# Direction
Repeat the records exactly. Every line must match.

Records about charts and figures:
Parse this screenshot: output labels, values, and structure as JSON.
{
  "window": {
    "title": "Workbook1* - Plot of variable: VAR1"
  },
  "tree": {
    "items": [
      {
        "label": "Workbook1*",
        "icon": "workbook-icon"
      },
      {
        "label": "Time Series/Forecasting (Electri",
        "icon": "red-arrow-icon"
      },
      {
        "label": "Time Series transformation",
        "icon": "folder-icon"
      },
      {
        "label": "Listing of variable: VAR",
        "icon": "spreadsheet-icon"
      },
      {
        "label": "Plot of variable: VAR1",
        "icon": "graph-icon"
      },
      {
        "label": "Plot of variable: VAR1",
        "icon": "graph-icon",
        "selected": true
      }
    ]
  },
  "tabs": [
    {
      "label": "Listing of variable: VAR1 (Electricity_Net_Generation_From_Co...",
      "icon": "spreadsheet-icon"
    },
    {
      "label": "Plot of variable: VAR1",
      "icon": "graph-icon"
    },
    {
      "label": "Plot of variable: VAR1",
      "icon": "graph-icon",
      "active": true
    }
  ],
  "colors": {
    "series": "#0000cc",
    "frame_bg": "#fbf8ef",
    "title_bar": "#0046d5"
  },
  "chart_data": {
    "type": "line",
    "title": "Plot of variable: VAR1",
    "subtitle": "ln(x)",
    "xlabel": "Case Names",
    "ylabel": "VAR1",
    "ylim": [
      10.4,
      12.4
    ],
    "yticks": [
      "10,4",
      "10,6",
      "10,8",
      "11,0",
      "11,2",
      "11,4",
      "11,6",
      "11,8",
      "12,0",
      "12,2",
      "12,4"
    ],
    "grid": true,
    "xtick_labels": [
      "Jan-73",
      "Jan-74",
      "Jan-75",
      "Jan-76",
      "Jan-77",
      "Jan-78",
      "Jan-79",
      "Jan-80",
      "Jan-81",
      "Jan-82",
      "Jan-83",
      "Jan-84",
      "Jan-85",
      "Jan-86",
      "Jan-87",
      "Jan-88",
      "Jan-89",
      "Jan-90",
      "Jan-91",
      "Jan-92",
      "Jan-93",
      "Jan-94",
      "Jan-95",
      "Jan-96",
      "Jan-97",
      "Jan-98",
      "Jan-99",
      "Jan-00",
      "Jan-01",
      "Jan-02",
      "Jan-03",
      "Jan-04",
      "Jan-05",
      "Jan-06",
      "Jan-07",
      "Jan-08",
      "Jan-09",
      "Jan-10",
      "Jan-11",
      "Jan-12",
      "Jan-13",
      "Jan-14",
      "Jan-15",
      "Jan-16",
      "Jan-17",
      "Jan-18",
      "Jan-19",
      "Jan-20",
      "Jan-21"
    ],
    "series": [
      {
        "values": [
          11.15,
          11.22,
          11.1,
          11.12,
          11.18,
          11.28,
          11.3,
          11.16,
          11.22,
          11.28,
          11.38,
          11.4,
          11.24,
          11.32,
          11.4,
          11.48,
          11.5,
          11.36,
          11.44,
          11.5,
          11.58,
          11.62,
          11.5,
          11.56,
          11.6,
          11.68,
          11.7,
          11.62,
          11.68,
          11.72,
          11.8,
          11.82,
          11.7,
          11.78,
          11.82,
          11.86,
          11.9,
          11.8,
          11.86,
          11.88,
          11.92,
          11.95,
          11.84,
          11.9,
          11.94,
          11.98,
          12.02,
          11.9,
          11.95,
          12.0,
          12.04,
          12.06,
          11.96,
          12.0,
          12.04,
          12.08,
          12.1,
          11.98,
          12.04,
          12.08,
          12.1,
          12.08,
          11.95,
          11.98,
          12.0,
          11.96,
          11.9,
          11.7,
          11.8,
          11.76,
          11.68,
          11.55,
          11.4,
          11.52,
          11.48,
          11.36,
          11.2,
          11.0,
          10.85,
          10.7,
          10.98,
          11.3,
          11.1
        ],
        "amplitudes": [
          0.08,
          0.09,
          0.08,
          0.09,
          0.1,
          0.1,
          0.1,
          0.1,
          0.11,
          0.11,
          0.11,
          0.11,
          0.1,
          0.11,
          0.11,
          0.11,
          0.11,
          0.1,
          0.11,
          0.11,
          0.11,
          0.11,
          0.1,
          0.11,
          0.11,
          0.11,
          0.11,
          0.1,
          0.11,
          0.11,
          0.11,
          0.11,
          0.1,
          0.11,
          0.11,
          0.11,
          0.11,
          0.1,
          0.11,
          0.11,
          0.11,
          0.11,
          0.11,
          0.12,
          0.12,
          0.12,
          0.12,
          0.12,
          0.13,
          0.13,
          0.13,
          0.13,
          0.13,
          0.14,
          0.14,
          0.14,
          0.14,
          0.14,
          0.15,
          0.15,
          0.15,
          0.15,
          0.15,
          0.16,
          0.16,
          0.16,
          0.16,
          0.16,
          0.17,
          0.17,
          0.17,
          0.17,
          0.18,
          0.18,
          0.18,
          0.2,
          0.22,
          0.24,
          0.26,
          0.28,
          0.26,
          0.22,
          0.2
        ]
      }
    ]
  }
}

# Result
Parse this screenshot: output labels, values, and structure as JSON.
{
  "window": {
    "title": "Workbook1* - Plot of variable: VAR1"
  },
  "tree": {
    "items": [
      {
        "label": "Workbook1*",
        "icon": "workbook-icon"
      },
      {
        "label": "Time Series/Forecasting (Electri",
        "icon": "red-arrow-icon"
      },
      {
        "label": "Time Series transformation",
        "icon": "folder-icon"
      },
      {
        "label": "Listing of variable: VAR",
        "icon": "spreadsheet-icon"
      },
      {
        "label": "Plot of variable: VAR1",
        "icon": "graph-icon"
      },
      {
        "label": "Plot of variable: VAR1",
        "icon": "graph-icon",
        "selected": true
      }
    ]
  },
  "tabs": [
    {
      "label": "Listing of variable: VAR1 (Electricity_Net_Generation_From_Co...",
      "icon": "spreadsheet-icon"
    },
    {
      "label": "Plot of variable: VAR1",
      "icon": "graph-icon"
    },
    {
      "label": "Plot of variable: VAR1",
      "icon": "graph-icon",
      "active": true
    }
  ],
  "colors": {
    "series": "#0000cc",
    "frame_bg": "#fbf8ef",
    "title_bar": "#0046d5"
  },
  "chart_data": {
    "type": "line",
    "title": "Plot of variable: VAR1",
    "subtitle": "ln(x)",
    "xlabel": "Case Names",
    "ylabel": "VAR1",
    "ylim": [
      10.4,
      12.4
    ],
    "yticks": [
      "10,4",
      "10,6",
      "10,8",
      "11,0",
      "11,2",
      "11,4",
      "11,6",
      "11,8",
      "12,0",
      "12,2",
      "12,4"
    ],
    "grid": true,
    "xtick_labels": [
      "Jan-73",
      "Jan-74",
      "Jan-75",
      "Jan-76",
      "Jan-77",
      "Jan-78",
      "Jan-79",
      "Jan-80",
      "Jan-81",
      "Jan-82",
      "Jan-83",
      "Jan-84",
      "Jan-85",
      "Jan-86",
      "Jan-87",
      "Jan-88",
      "Jan-89",
      "Jan-90",
      "Jan-91",
      "Jan-92",
      "Jan-93",
      "Jan-94",
      "Jan-95",
      "Jan-96",
      "Jan-97",
      "Jan-98",
      "Jan-99",
      "Jan-00",
      "Jan-01",
      "Jan-02",
      "Jan-03",
      "Jan-04",
      "Jan-05",
      "Jan-06",
      "Jan-07",
      "Jan-08",
      "Jan-09",
      "Jan-10",
      "Jan-11",
      "Jan-12",
      "Jan-13",
      "Jan-14",
      "Jan-15",
      "Jan-16",
      "Jan-17",
      "Jan-18",
      "Jan-19",
      "Jan-20",
      "Jan-21"
    ],
    "series": [
      {
        "values": [
          11.15,
          11.22,
          11.1,
          11.12,
          11.18,
          11.28,
          11.3,
          11.16,
          11.22,
          11.28,
          11.38,
          11.4,
          11.24,
          11.32,
          11.4,
          11.48,
          11.5,
          11.36,
          11.44,
          11.5,
          11.58,
          11.62,
          11.5,
          11.56,
          11.6,
          11.68,
          11.7,
          11.62,
          11.68,
          11.72,
          11.8,
          11.82,
          11.7,
          11.78,
          11.82,
          11.86,
          11.9,
          11.8,
          11.86,
          11.88,
          11.92,
          11.95,
          11.84,
          11.9,
          11.94,
          11.98,
          12.02,
          11.9,
          11.95,
          12.0,
          12.04,
          12.06,
          11.96,
          12.0,
          12.04,
          12.08,
          12.1,
          11.98,
          12.04,
          12.08,
          12.1,
          12.08,
          11.95,
          11.98,
          12.0,
          11.96,
          11.9,
          11.7,
          11.8,
          11.76,
          11.68,
          11.55,
          11.4,
          11.52,
          11.48,
          11.36,
          11.2,
          11.0,
          10.85,
          10.7,
          10.98,
          11.3,
          11.1
        ],
        "amplitudes": [
          0.08,
          0.09,
          0.08,
          0.09,
          0.1,
          0.1,
          0.1,
          0.1,
          0.11,
          0.11,
          0.11,
          0.11,
          0.1,
          0.11,
          0.11,
          0.11,
          0.11,
          0.1,
          0.11,
          0.11,
          0.11,
          0.11,
          0.1,
          0.11,
          0.11,
          0.11,
          0.11,
          0.1,
          0.11,
          0.11,
          0.11,
          0.11,
          0.1,
          0.11,
          0.11,
          0.11,
          0.11,
          0.1,
          0.11,
          0.11,
          0.11,
          0.11,
          0.11,
          0.12,
          0.12,
          0.12,
          0.12,
          0.12,
          0.13,
          0.13,
          0.13,
          0.13,
          0.13,
          0.14,
          0.14,
          0.14,
          0.14,
          0.14,
          0.15,
          0.15,
          0.15,
          0.15,
          0.15,
          0.16,
          0.16,
          0.16,
          0.16,
          0.16,
          0.17,
          0.17,
          0.17,
          0.17,
          0.18,
          0.18,
          0.18,
          0.2,
          0.22,
          0.24,
          0.26,
          0.28,
          0.26,
          0.22,
          0.2
        ]
      }
    ]
  }
}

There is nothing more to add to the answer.